Research project
LONG FALLOWS Project (Lengthening Of swidden Natural-forest re-Growth cycles through Farmer Action, Learning and Leadership Opportunities for Well-being and Social-inclusion)
- Start date: 1 March 2024
- End date: 31 December 2027
- Value: Total Grant £499,724. Leeds component £85,381
- Partners and collaborators: Lead: Tanzania Forest Conservation Group Collaborators: Tanzania Forestry Research Institute Tanzania Agricultural Research Institute Sokoine University of Agriculture MJUMITA – the Tanzania Community Forestry Network Nachingwea District Council
- Primary investigator: 01047392
- Co-investigators: Dr Susannah M. Sallu, Professor Dominick Spracklen
- External co-investigators: Nuru Nguya, Tanzania Forest Conservation Group Dr Amani Uisso, Tanzania Forestry Research Institute Dr Numan Amanzi, Tanzania Forestry Research Institute Professor Wison Mugasha, Sokoine University of Agriculture Dr Andrew Kabanza, Tanzania Agricultural Research Institute Abdallah Makale, Tanzania Agricultural Research Institute
Long-fallow swidden agriculture and agroforestry underpin millions of farmers’ livelihoods and provide climate, biodiversity and soil ecosystem services in agricultural landscapes. There is a global decline in long-fallow swidden agriculture, contributing to environmental degradation and increased livelihood vulnerability. Taking a research-to-action approach, the project will work with farmers in degraded Tanzanian landscapes to generate evidence and develop innovative technical approaches that integrate sustainable forest management with long-fallow swidden agriculture and agroforestry. Through socially inclusive farmer-led research-to-action, institutional capacity-building and ecosystem-services business development, project learning will deliver more sustainable land management options relevant to millions of small-scale farmers.

=== Material ===
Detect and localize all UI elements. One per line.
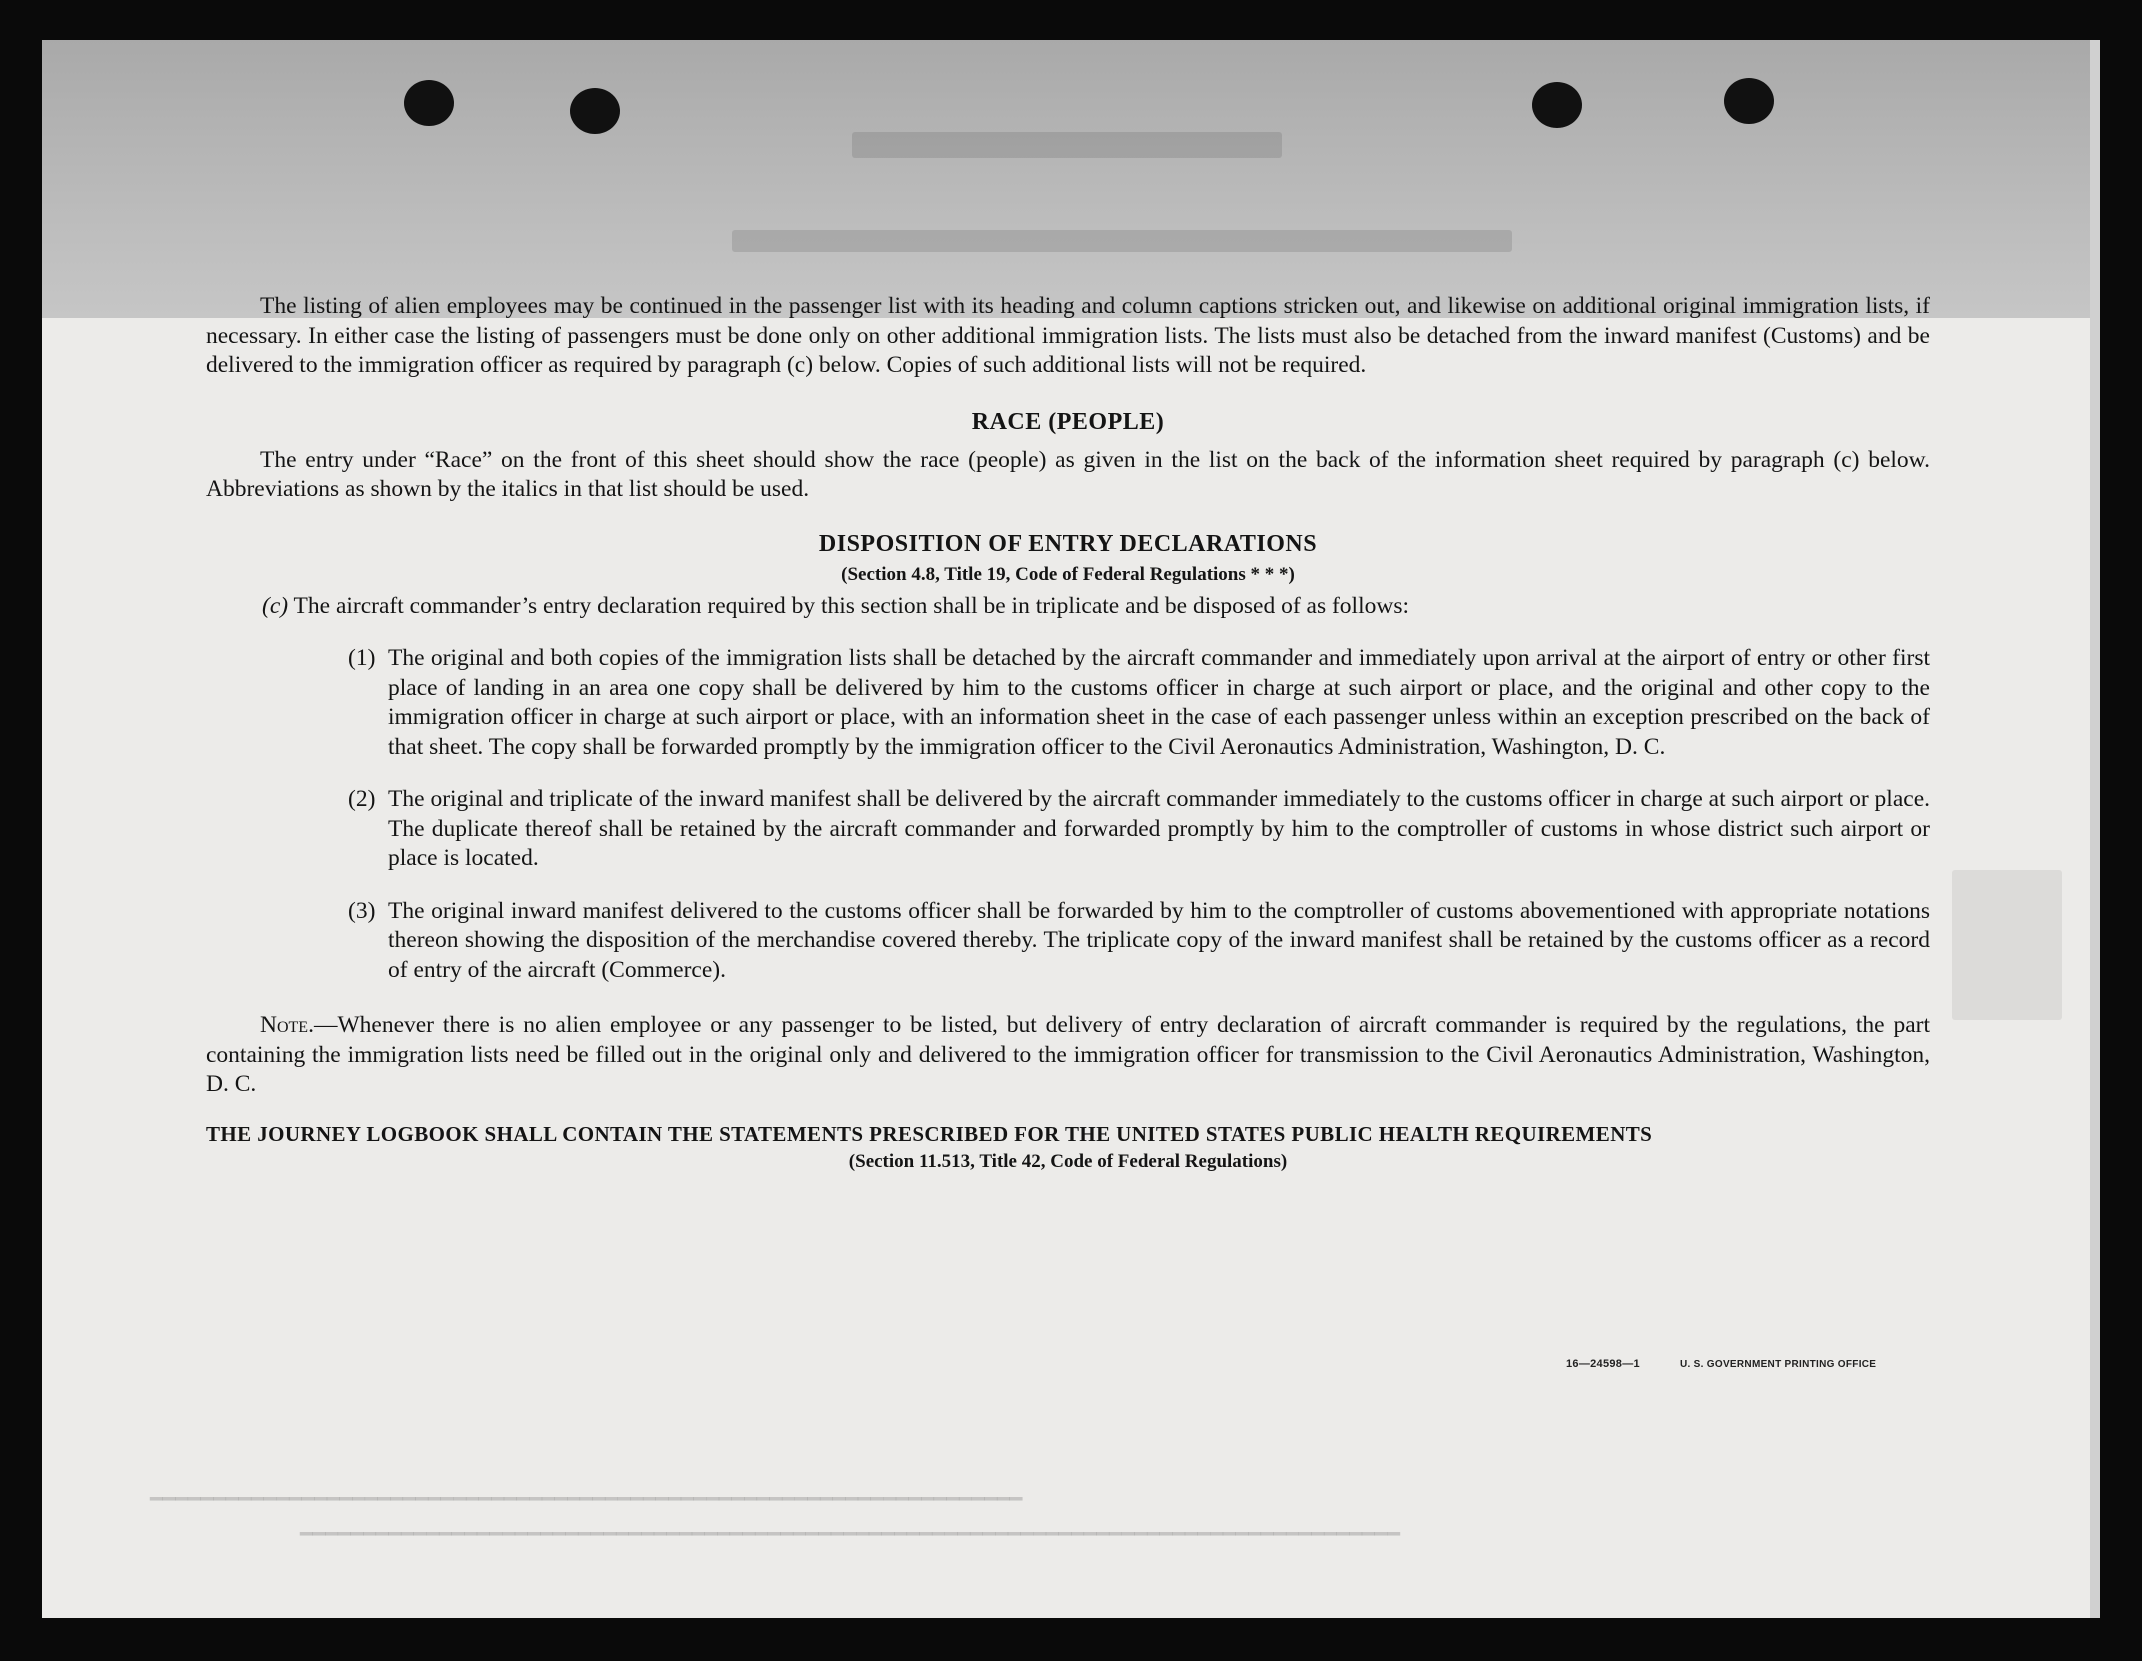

=== Written problem ===
Copy word for word the part of the LONG FALLOWS project page starting at "Research project" and ending at "Well-being and Social-inclusion)".

=== Task solution ===
Research project
LONG FALLOWS Project (Lengthening Of swidden Natural-forest re-Growth cycles through Farmer Action, Learning and Leadership Opportunities for Well-being and Social-inclusion)